# [Directive]
Using the listing below, extract each line that has the word "Serious" in it.

# [Extracted records]
┌──

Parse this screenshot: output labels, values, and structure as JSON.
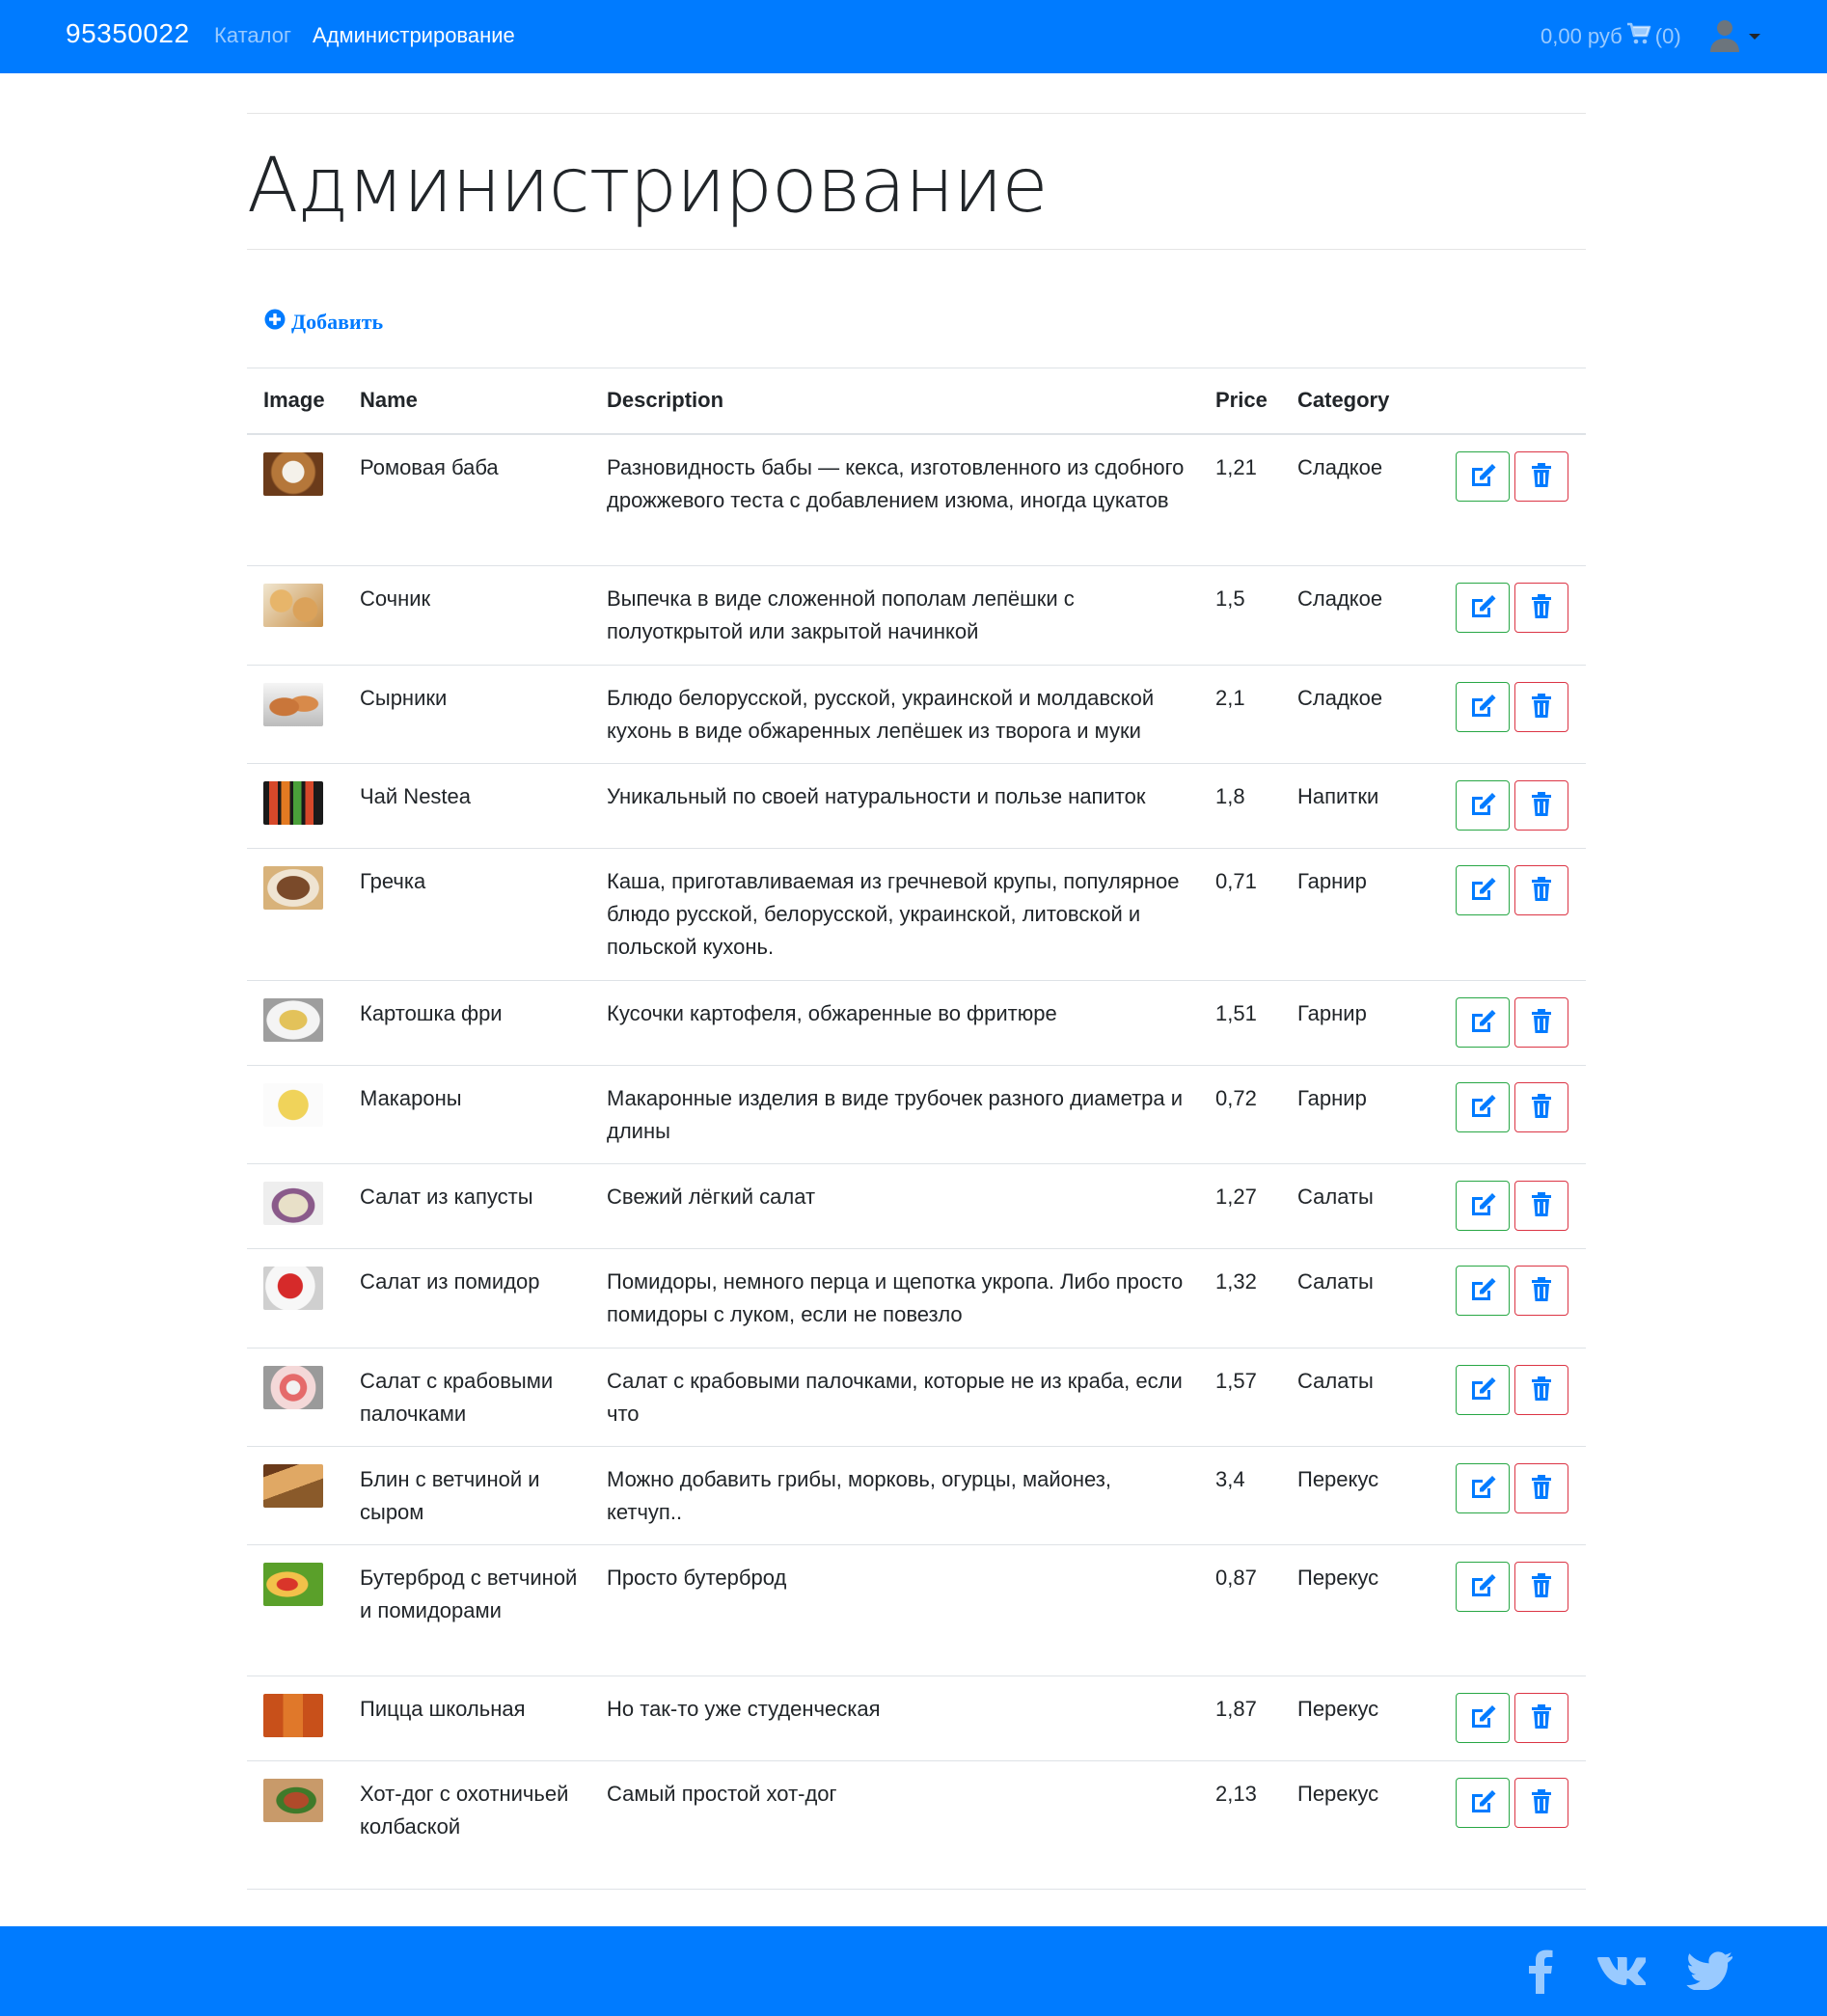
{
  "navbar": {
    "brand": "95350022",
    "links": [
      "Каталог",
      "Администрирование"
    ],
    "cart_total": "0,00 руб",
    "cart_count": "(0)"
  },
  "page": {
    "title": "Администрирование",
    "add_label": "Добавить"
  },
  "table": {
    "headers": [
      "Image",
      "Name",
      "Description",
      "Price",
      "Category"
    ],
    "rows": [
      {
        "name": "Ромовая баба",
        "description": "Разновидность бабы — кекса, изготовленного из сдобного дрожжевого теста с добавлением изюма, иногда цукатов",
        "price": "1,21",
        "category": "Сладкое"
      },
      {
        "name": "Сочник",
        "description": "Выпечка в виде сложенной пополам лепёшки с полуоткрытой или закрытой начинкой",
        "price": "1,5",
        "category": "Сладкое"
      },
      {
        "name": "Сырники",
        "description": "Блюдо белорусской, русской, украинской и молдавской кухонь в виде обжаренных лепёшек из творога и муки",
        "price": "2,1",
        "category": "Сладкое"
      },
      {
        "name": "Чай Nestea",
        "description": "Уникальный по своей натуральности и пользе напиток",
        "price": "1,8",
        "category": "Напитки"
      },
      {
        "name": "Гречка",
        "description": "Каша, приготавливаемая из гречневой крупы, популярное блюдо русской, белорусской, украинской, литовской и польской кухонь.",
        "price": "0,71",
        "category": "Гарнир"
      },
      {
        "name": "Картошка фри",
        "description": "Кусочки картофеля, обжаренные во фритюре",
        "price": "1,51",
        "category": "Гарнир"
      },
      {
        "name": "Макароны",
        "description": "Макаронные изделия в виде трубочек разного диаметра и длины",
        "price": "0,72",
        "category": "Гарнир"
      },
      {
        "name": "Салат из капусты",
        "description": "Свежий лёгкий салат",
        "price": "1,27",
        "category": "Салаты"
      },
      {
        "name": "Салат из помидор",
        "description": "Помидоры, немного перца и щепотка укропа. Либо просто помидоры с луком, если не повезло",
        "price": "1,32",
        "category": "Салаты"
      },
      {
        "name": "Салат с крабовыми палочками",
        "description": "Салат с крабовыми палочками, которые не из краба, если что",
        "price": "1,57",
        "category": "Салаты"
      },
      {
        "name": "Блин с ветчиной и сыром",
        "description": "Можно добавить грибы, морковь, огурцы, майонез, кетчуп..",
        "price": "3,4",
        "category": "Перекус"
      },
      {
        "name": "Бутерброд с ветчиной и помидорами",
        "description": "Просто бутерброд",
        "price": "0,87",
        "category": "Перекус"
      },
      {
        "name": "Пицца школьная",
        "description": "Но так-то уже студенческая",
        "price": "1,87",
        "category": "Перекус"
      },
      {
        "name": "Хот-дог с охотничьей колбаской",
        "description": "Самый простой хот-дог",
        "price": "2,13",
        "category": "Перекус"
      }
    ]
  },
  "colors": {
    "primary": "#007bff",
    "success": "#28a745",
    "danger": "#dc3545"
  },
  "icons": {
    "edit": "edit-icon",
    "delete": "trash-icon",
    "add": "plus-circle-icon",
    "cart": "cart-icon",
    "user": "user-icon",
    "social": [
      "facebook-icon",
      "vk-icon",
      "twitter-icon"
    ]
  }
}
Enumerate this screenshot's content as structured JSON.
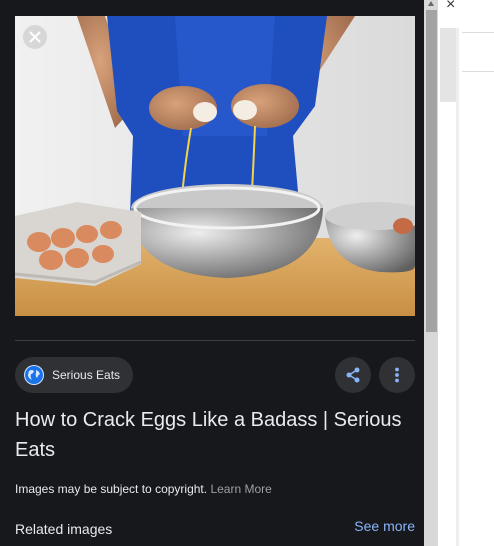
{
  "panel": {
    "source_name": "Serious Eats",
    "title": "How to Crack Eggs Like a Badass | Serious Eats",
    "copyright_text": "Images may be subject to copyright.",
    "learn_more": "Learn More",
    "related_images": "Related images",
    "see_more": "See more"
  },
  "icons": {
    "close": "close-icon",
    "globe": "globe-icon",
    "share": "share-icon",
    "more": "more-vert-icon"
  },
  "colors": {
    "panel_bg": "#17181c",
    "chip_bg": "#303134",
    "text": "#e8eaed",
    "link": "#8ab4f8",
    "apron": "#1f4fbf"
  },
  "window": {
    "close_glyph": "×"
  }
}
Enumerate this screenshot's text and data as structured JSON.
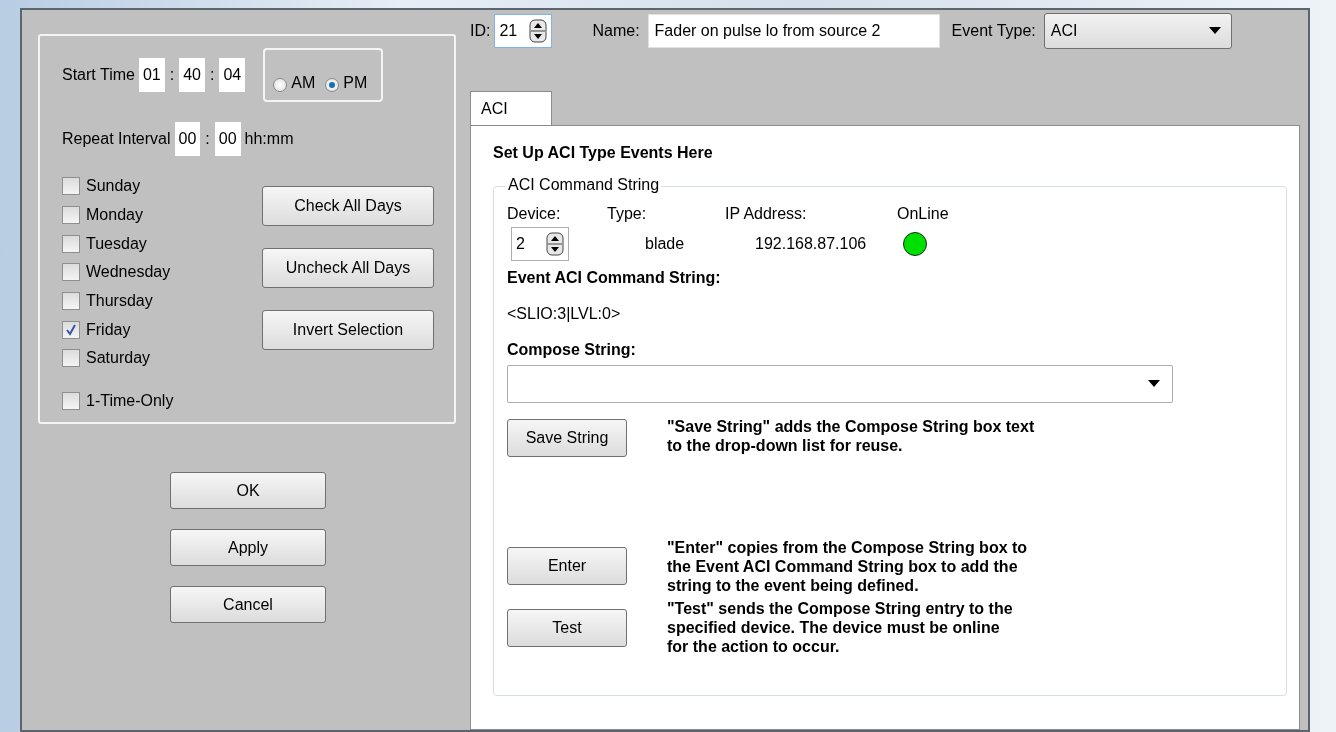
{
  "start_time": {
    "label": "Start Time",
    "parts": [
      {
        "kind": "field",
        "value": "01"
      },
      {
        "kind": "separator",
        "text": ":"
      },
      {
        "kind": "field",
        "value": "40"
      },
      {
        "kind": "separator",
        "text": ":"
      },
      {
        "kind": "field",
        "value": "04"
      }
    ]
  },
  "meridiem": [
    {
      "label": "AM",
      "selected": false
    },
    {
      "label": "PM",
      "selected": true
    }
  ],
  "repeat_interval": {
    "label": "Repeat Interval",
    "parts": [
      {
        "kind": "field",
        "value": "00"
      },
      {
        "kind": "separator",
        "text": ":"
      },
      {
        "kind": "field",
        "value": "00"
      }
    ],
    "unit": "hh:mm"
  },
  "days": [
    {
      "label": "Sunday",
      "checked": false
    },
    {
      "label": "Monday",
      "checked": false
    },
    {
      "label": "Tuesday",
      "checked": false
    },
    {
      "label": "Wednesday",
      "checked": false
    },
    {
      "label": "Thursday",
      "checked": false
    },
    {
      "label": "Friday",
      "checked": true
    },
    {
      "label": "Saturday",
      "checked": false
    }
  ],
  "day_buttons": [
    "Check All Days",
    "Uncheck All Days",
    "Invert Selection"
  ],
  "one_time_only": {
    "label": "1-Time-Only",
    "checked": false
  },
  "dialog_buttons": [
    "OK",
    "Apply",
    "Cancel"
  ],
  "header": {
    "id": {
      "label": "ID:",
      "value": "21"
    },
    "name": {
      "label": "Name:",
      "value": "Fader on pulse lo from source 2"
    },
    "event_type": {
      "label": "Event Type:",
      "value": "ACI"
    }
  },
  "tabs": [
    {
      "label": "ACI",
      "selected": true
    }
  ],
  "panel": {
    "heading": "Set Up ACI Type Events Here",
    "group": {
      "title": "ACI Command String",
      "columns": [
        "Device:",
        "Type:",
        "IP Address:",
        "OnLine"
      ],
      "device": "2",
      "type": "blade",
      "ip_address": "192.168.87.106",
      "online": true,
      "event_command": {
        "label": "Event ACI Command String:",
        "value": "<SLIO:3|LVL:0>"
      },
      "compose": {
        "label": "Compose String:"
      },
      "actions": [
        {
          "button": "Save String",
          "description": [
            "\"Save String\" adds the Compose String box text",
            "to the drop-down list for reuse."
          ]
        },
        {
          "button": "Enter",
          "description": [
            "\"Enter\" copies from the Compose String box to",
            "the Event ACI Command String box to add the",
            "string to the event being defined."
          ]
        },
        {
          "button": "Test",
          "description": [
            "\"Test\" sends the Compose String entry to the",
            "specified device.  The device must be online",
            "for the action to occur."
          ]
        }
      ]
    }
  }
}
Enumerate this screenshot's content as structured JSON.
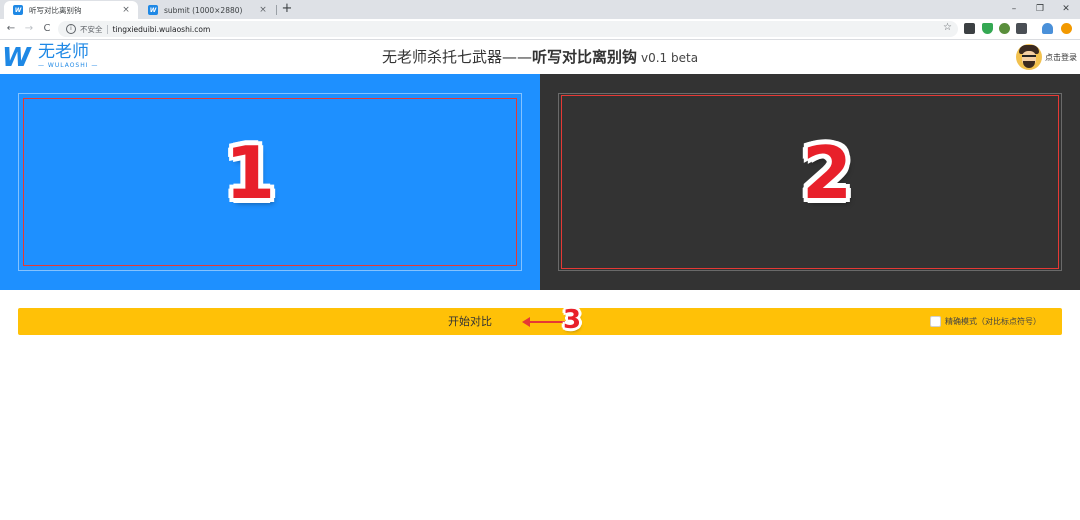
{
  "browser": {
    "tabs": [
      {
        "favicon": "W",
        "title": "听写对比离别钩",
        "close": "×"
      },
      {
        "favicon": "W",
        "title": "submit (1000×2880)",
        "close": "×"
      }
    ],
    "new_tab": "+",
    "window_controls": [
      "–",
      "❐",
      "✕"
    ],
    "nav": {
      "back": "←",
      "forward": "→",
      "reload": "C"
    },
    "address": {
      "info": "i",
      "not_secure": "不安全",
      "url": "tingxieduibi.wulaoshi.com"
    },
    "star": "☆"
  },
  "header": {
    "logo_mark": "W",
    "logo_text": "无老师",
    "logo_sub": "— WULAOSHI —",
    "title_part1": "无老师杀托七武器——",
    "title_part2": "听写对比离别钩",
    "version": "v0.1 beta",
    "login": "点击登录"
  },
  "panels": {
    "left_marker": "1",
    "right_marker": "2"
  },
  "action": {
    "start_label": "开始对比",
    "marker": "3",
    "precise_label": "精确模式（对比标点符号）"
  },
  "colors": {
    "left_panel": "#1e90ff",
    "right_panel": "#333333",
    "action_bar": "#ffc107",
    "annotation_red": "#e53935",
    "brand_blue": "#1e88e5"
  }
}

└──

# [Full output]
    "source_name": "Serious Eats",
    "title": "How to Crack Eggs Like a Badass | Serious Eats",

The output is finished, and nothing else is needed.